## The data
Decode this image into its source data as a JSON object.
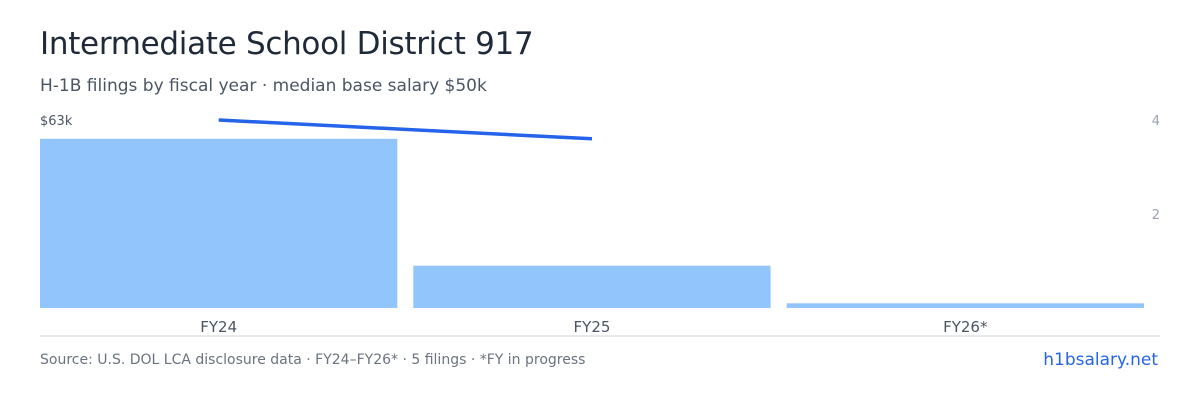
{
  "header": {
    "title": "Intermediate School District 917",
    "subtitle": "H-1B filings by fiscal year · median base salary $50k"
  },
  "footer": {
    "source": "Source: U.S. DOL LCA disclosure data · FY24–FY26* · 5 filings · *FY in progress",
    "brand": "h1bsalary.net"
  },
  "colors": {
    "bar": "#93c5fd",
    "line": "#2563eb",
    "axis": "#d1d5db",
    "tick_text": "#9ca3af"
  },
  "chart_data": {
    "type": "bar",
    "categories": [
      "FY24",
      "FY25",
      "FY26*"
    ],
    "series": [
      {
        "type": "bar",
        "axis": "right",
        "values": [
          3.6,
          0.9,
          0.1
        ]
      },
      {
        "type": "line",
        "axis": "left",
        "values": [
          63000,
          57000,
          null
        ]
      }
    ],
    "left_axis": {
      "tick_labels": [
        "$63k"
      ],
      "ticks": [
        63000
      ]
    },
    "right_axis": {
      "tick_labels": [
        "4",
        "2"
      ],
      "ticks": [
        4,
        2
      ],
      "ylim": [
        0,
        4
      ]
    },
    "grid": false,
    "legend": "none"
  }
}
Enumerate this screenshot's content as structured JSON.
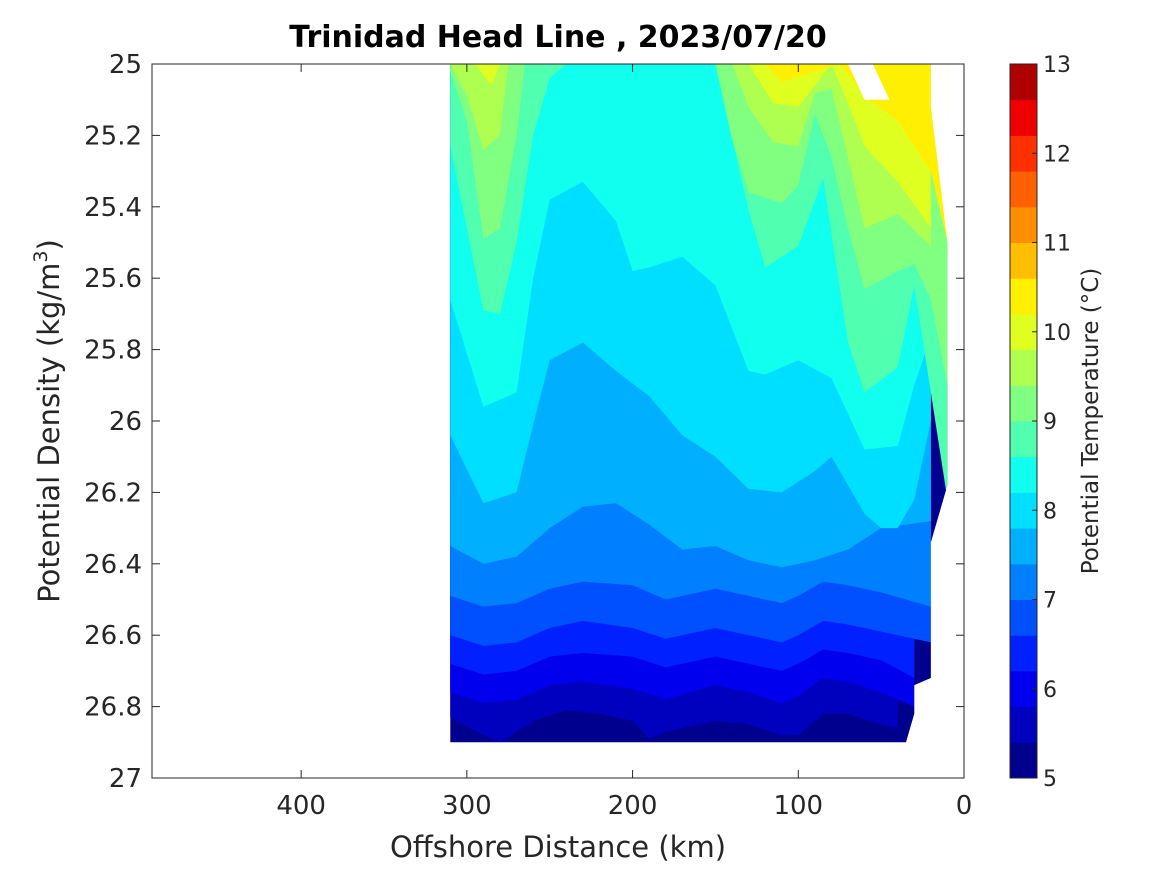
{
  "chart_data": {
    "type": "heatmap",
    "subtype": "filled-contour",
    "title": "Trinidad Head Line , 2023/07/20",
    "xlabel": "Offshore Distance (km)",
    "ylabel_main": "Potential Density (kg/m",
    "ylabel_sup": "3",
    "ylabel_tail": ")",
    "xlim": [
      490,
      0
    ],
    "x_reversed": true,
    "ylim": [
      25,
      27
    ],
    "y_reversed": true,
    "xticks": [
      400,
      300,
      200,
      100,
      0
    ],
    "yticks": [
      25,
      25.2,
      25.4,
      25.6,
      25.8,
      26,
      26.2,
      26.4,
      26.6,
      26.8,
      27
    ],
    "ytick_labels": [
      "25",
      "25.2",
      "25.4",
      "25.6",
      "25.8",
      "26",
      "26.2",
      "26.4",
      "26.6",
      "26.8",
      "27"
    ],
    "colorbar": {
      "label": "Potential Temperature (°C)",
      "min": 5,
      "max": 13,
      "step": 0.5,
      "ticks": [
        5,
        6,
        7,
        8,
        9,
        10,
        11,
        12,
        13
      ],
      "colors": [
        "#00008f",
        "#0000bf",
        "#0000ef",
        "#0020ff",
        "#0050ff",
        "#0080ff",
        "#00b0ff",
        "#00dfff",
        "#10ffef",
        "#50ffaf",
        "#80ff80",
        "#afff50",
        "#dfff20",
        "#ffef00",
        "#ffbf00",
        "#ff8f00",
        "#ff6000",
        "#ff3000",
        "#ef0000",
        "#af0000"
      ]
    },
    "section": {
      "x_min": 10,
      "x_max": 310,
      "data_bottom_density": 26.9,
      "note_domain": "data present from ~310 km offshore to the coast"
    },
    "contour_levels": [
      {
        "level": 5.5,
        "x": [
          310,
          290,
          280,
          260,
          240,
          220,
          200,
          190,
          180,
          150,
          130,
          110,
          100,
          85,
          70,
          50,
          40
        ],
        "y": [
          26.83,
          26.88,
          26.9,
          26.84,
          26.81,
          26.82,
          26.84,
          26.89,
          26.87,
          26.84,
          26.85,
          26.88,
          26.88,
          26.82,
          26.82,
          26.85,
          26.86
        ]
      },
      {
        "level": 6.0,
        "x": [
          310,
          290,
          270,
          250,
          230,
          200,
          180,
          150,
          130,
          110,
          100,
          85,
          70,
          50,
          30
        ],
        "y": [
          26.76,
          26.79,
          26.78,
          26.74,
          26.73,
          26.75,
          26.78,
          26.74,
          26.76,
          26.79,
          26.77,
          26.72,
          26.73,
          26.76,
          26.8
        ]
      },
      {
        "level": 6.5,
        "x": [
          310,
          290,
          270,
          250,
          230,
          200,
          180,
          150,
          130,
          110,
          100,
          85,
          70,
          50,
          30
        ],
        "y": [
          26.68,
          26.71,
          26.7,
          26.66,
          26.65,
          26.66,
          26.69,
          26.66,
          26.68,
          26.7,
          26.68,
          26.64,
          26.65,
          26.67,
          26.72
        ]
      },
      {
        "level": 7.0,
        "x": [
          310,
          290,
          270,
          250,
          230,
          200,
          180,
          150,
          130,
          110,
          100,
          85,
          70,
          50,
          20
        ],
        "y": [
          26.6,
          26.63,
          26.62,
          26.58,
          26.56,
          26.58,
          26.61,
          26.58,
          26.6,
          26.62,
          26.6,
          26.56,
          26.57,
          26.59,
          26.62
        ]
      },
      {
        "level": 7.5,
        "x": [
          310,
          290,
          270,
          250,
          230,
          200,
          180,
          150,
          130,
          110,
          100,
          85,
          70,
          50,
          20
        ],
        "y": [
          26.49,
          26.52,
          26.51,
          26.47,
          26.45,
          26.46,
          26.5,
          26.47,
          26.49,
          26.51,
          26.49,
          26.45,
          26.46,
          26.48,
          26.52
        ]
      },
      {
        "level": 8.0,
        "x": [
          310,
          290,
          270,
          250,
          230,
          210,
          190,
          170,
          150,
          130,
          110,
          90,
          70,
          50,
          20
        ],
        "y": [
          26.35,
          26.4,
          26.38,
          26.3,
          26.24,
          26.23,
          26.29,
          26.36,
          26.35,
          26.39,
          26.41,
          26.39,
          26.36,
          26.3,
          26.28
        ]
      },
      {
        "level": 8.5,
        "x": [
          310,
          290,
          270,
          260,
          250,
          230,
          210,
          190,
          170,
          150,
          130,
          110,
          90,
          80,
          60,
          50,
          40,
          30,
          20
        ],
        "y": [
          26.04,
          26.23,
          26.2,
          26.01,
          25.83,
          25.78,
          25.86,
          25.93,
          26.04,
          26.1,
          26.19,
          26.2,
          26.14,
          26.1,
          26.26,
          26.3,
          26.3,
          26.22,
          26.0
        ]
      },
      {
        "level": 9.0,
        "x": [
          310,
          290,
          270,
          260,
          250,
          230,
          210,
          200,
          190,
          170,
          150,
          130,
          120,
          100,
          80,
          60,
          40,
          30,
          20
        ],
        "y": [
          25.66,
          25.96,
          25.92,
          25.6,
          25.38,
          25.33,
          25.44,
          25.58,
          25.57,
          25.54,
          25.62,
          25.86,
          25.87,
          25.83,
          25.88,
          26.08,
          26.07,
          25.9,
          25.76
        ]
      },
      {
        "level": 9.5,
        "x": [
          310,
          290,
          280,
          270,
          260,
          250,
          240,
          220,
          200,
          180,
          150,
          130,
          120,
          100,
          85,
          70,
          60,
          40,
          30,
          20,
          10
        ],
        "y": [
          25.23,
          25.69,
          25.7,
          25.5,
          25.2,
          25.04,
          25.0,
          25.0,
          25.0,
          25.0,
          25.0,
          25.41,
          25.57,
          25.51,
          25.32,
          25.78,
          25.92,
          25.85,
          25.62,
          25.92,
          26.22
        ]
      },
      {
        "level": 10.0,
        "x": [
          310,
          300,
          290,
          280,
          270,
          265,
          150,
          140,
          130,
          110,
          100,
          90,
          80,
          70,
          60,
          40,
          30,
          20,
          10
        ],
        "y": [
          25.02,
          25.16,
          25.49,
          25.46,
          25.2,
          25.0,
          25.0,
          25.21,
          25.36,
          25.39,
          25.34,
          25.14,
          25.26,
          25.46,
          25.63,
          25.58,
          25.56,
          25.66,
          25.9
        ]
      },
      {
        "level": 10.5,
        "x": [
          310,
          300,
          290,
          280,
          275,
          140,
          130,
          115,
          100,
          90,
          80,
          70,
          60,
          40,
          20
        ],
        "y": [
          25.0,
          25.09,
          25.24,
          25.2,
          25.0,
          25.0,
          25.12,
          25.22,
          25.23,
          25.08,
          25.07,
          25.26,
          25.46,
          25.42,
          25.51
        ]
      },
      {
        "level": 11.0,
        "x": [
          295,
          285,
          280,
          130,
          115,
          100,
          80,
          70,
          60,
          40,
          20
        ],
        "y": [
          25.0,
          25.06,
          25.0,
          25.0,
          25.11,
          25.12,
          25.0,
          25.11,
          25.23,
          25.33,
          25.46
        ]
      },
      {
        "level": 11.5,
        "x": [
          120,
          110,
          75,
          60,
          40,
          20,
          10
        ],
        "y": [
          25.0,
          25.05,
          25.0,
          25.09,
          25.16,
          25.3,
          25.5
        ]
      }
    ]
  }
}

## Exercise prompt
Show each line in the entries that holds the string "Potential".

## Exercise solution
    "ylabel_main": "Potential Density (kg/m",
      "label": "Potential Temperature (°C)",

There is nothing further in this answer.